Source passage:
=-=-=
Cross-Validation is a technique to estimate how well a machine learning model will perform on unseen data. It splits the dataset into "folds" and repeatedly trains on some folds while testing on others.

👉 Goal: Minimize generalization error (Expected Risk) and prevent overfitting.


📚 Generalization and Expected Risk.

When we train a model, we want it to perform well not just on training data but also on new, unseen data — this is called generalization.

Concept Definition
📈 Expected Risk The model’s error on new, unseen data.
🏋️ Empirical Risk The model’s error on training data.
🔥 Overfitting When a model has low training error but high error on new data.
🔍 Cross-Validation A technique to estimate the expected risk by splitting data and averaging results.
=-=-=
Material provided:
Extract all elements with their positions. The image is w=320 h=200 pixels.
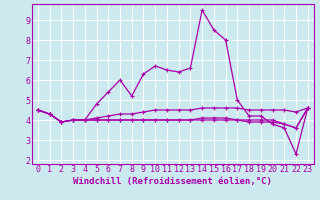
X-axis label: Windchill (Refroidissement éolien,°C): Windchill (Refroidissement éolien,°C): [73, 177, 272, 186]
=-=-=
Objectives:
• A. Answer these from the cross-validation passage:
(i) Into what does cross-validation split the dataset?
(ii) What two aims does the passage give as its goal?
(iii) How does the passage define empirical risk?
• B. Extend the cross-validation passage, picking up after its final line about cross-validation.

Outputs in order:
• A.
(i) Into "folds."
(ii) Minimizing generalization error (expected risk) and preventing overfitting.
(iii) The model's error on training data.

• B.
🧩 Types of Validation

Type Description Pros Cons When to Use
Hold-Out Splits dataset into training and validation sets. Simple, fast. Sensitive to split randomness. Large datasets or quick evaluations.
K-Fold (K=5) Splits into K parts; each fold is test once. Balances bias and variance. Can be slow on large models. Robust estimates without extreme costs.
Stratified K-Fold Like K-Fold but preserves class proportions. Respects class imbalance. Only for classification. Classification tasks with imbalanced classes.
LOOCV (Leave-One-Out) Each point is a test set once. Almost unbiased. Very costly, high variance. Small datasets or theoretical cases.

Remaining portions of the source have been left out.